[Stored entries]
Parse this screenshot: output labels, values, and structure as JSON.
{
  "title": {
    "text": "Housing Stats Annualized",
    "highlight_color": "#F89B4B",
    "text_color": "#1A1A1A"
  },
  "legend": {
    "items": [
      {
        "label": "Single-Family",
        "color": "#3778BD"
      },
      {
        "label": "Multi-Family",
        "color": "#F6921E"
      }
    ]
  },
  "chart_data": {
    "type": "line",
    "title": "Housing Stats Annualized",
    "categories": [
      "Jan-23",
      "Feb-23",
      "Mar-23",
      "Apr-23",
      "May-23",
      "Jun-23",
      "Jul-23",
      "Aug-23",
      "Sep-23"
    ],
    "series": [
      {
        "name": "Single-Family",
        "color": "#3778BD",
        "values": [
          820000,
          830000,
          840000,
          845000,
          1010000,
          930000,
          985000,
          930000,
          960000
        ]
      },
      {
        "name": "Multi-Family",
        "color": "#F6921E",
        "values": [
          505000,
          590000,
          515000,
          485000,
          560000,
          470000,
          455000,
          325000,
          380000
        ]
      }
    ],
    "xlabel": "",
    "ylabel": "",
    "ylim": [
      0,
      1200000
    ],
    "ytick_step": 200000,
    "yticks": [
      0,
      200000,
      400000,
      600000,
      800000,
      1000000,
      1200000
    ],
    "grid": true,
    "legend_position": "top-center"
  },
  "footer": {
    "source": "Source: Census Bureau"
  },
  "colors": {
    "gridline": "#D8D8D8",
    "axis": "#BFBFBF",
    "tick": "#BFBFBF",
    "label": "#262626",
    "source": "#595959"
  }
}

> **TASK STATEMENT**: Exactly reproduce every record.

> **PROBLEM SOLUTION**:
Parse this screenshot: output labels, values, and structure as JSON.
{
  "title": {
    "text": "Housing Stats Annualized",
    "highlight_color": "#F89B4B",
    "text_color": "#1A1A1A"
  },
  "legend": {
    "items": [
      {
        "label": "Single-Family",
        "color": "#3778BD"
      },
      {
        "label": "Multi-Family",
        "color": "#F6921E"
      }
    ]
  },
  "chart_data": {
    "type": "line",
    "title": "Housing Stats Annualized",
    "categories": [
      "Jan-23",
      "Feb-23",
      "Mar-23",
      "Apr-23",
      "May-23",
      "Jun-23",
      "Jul-23",
      "Aug-23",
      "Sep-23"
    ],
    "series": [
      {
        "name": "Single-Family",
        "color": "#3778BD",
        "values": [
          820000,
          830000,
          840000,
          845000,
          1010000,
          930000,
          985000,
          930000,
          960000
        ]
      },
      {
        "name": "Multi-Family",
        "color": "#F6921E",
        "values": [
          505000,
          590000,
          515000,
          485000,
          560000,
          470000,
          455000,
          325000,
          380000
        ]
      }
    ],
    "xlabel": "",
    "ylabel": "",
    "ylim": [
      0,
      1200000
    ],
    "ytick_step": 200000,
    "yticks": [
      0,
      200000,
      400000,
      600000,
      800000,
      1000000,
      1200000
    ],
    "grid": true,
    "legend_position": "top-center"
  },
  "footer": {
    "source": "Source: Census Bureau"
  },
  "colors": {
    "gridline": "#D8D8D8",
    "axis": "#BFBFBF",
    "tick": "#BFBFBF",
    "label": "#262626",
    "source": "#595959"
  }
}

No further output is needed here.